◆ RECORD SET:
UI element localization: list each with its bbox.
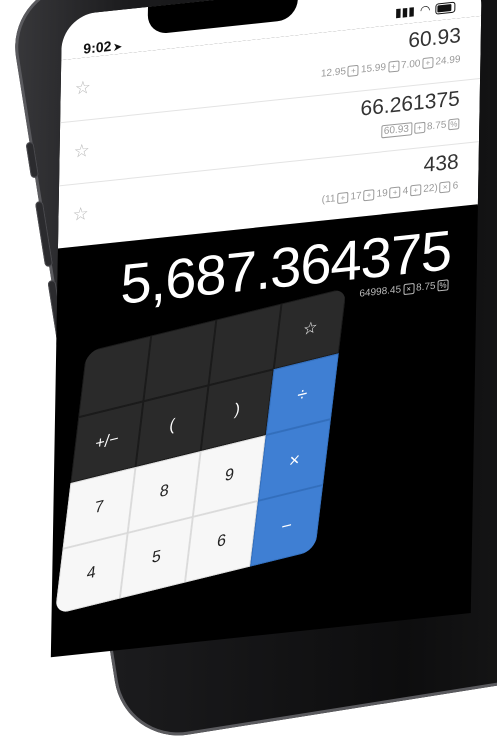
previous-result-chip: 60.93: [380, 122, 412, 139]
history-expression: 12.95 +15.99 +7.00 +24.99: [321, 54, 461, 80]
wifi-icon: ◠: [419, 2, 431, 18]
operator-badge: +: [389, 186, 401, 199]
history-expression: 60.93 +8.75%: [380, 117, 460, 139]
operator-badge: +: [413, 121, 425, 134]
operator-badge: %: [448, 118, 460, 131]
history-expression: (11 +17 +19 +4 +22) × 6: [322, 180, 459, 205]
star-icon[interactable]: ☆: [72, 203, 88, 226]
screen: 9:02 ➤ ▮▮▮ ◠ ☆ 60.93 12.95 +15.99 +7.00 +24.99…: [50, 0, 482, 658]
operator-badge: +: [337, 191, 349, 205]
expression-term: (11: [321, 193, 336, 206]
expression-term: 24.99: [435, 54, 461, 68]
operator-badge: %: [437, 279, 449, 292]
system-icons: ▮▮▮ ◠: [395, 0, 456, 20]
expression-term: 8.75: [426, 119, 447, 133]
volume-up-button: [34, 200, 54, 268]
star-icon[interactable]: ☆: [73, 140, 89, 163]
expression-term: 4: [402, 185, 409, 198]
expression-term: 12.95: [320, 66, 347, 80]
expression-term: 8.75: [415, 280, 436, 294]
location-arrow-icon: ➤: [113, 41, 122, 54]
operator-badge: ×: [402, 282, 415, 296]
operator-badge: +: [410, 184, 422, 197]
expression-term: 6: [452, 180, 459, 192]
expression-term: 17: [350, 190, 362, 203]
expression-term: 7.00: [400, 58, 421, 72]
operator-badge: +: [387, 60, 400, 73]
expression-term: 15.99: [360, 61, 387, 76]
mute-switch: [25, 141, 40, 179]
star-icon[interactable]: ☆: [75, 77, 91, 100]
operator-badge: +: [363, 189, 375, 202]
operator-badge: +: [347, 64, 360, 77]
expression-term: 22): [423, 182, 438, 195]
operator-badge: ×: [439, 181, 451, 194]
history-result: 66.261375: [360, 87, 460, 121]
history-result: 438: [423, 150, 459, 177]
signal-icon: ▮▮▮: [394, 3, 416, 20]
notch: [147, 0, 298, 35]
expression-term: 19: [376, 187, 388, 200]
history-result: 60.93: [408, 23, 462, 53]
operator-badge: +: [422, 56, 434, 70]
battery-icon: [435, 1, 456, 15]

◆ GOAL: Copy out exactly the rows that begin with the one containing "previous-result-chip: 60.93: [380, 122, 412, 139]" and end with the one containing "expression-term: 19: [376, 187, 388, 200]", both of those rows included.

◆ ANSWER FOR THE TASK:
previous-result-chip: 60.93: [380, 122, 412, 139]
history-expression: 12.95 +15.99 +7.00 +24.99: [321, 54, 461, 80]
wifi-icon: ◠: [419, 2, 431, 18]
operator-badge: +: [389, 186, 401, 199]
history-expression: 60.93 +8.75%: [380, 117, 460, 139]
operator-badge: +: [413, 121, 425, 134]
operator-badge: %: [448, 118, 460, 131]
history-expression: (11 +17 +19 +4 +22) × 6: [322, 180, 459, 205]
star-icon[interactable]: ☆: [72, 203, 88, 226]
screen: 9:02 ➤ ▮▮▮ ◠ ☆ 60.93 12.95 +15.99 +7.00 +24.99…: [50, 0, 482, 658]
operator-badge: +: [337, 191, 349, 205]
expression-term: (11: [321, 193, 336, 206]
expression-term: 24.99: [435, 54, 461, 68]
operator-badge: %: [437, 279, 449, 292]
system-icons: ▮▮▮ ◠: [395, 0, 456, 20]
expression-term: 8.75: [426, 119, 447, 133]
volume-up-button: [34, 200, 54, 268]
star-icon[interactable]: ☆: [73, 140, 89, 163]
expression-term: 4: [402, 185, 409, 198]
expression-term: 12.95: [320, 66, 347, 80]
expression-term: 8.75: [415, 280, 436, 294]
location-arrow-icon: ➤: [113, 41, 122, 54]
operator-badge: ×: [402, 282, 415, 296]
operator-badge: +: [410, 184, 422, 197]
expression-term: 6: [452, 180, 459, 192]
expression-term: 17: [350, 190, 362, 203]
expression-term: 7.00: [400, 58, 421, 72]
operator-badge: +: [387, 60, 400, 73]
expression-term: 15.99: [360, 61, 387, 76]
mute-switch: [25, 141, 40, 179]
star-icon[interactable]: ☆: [75, 77, 91, 100]
operator-badge: +: [363, 189, 375, 202]
operator-badge: +: [347, 64, 360, 77]
expression-term: 22): [423, 182, 438, 195]
operator-badge: ×: [439, 181, 451, 194]
history-result: 66.261375: [360, 87, 460, 121]
history-result: 438: [423, 150, 459, 177]
signal-icon: ▮▮▮: [394, 3, 416, 20]
notch: [147, 0, 298, 35]
expression-term: 19: [376, 187, 388, 200]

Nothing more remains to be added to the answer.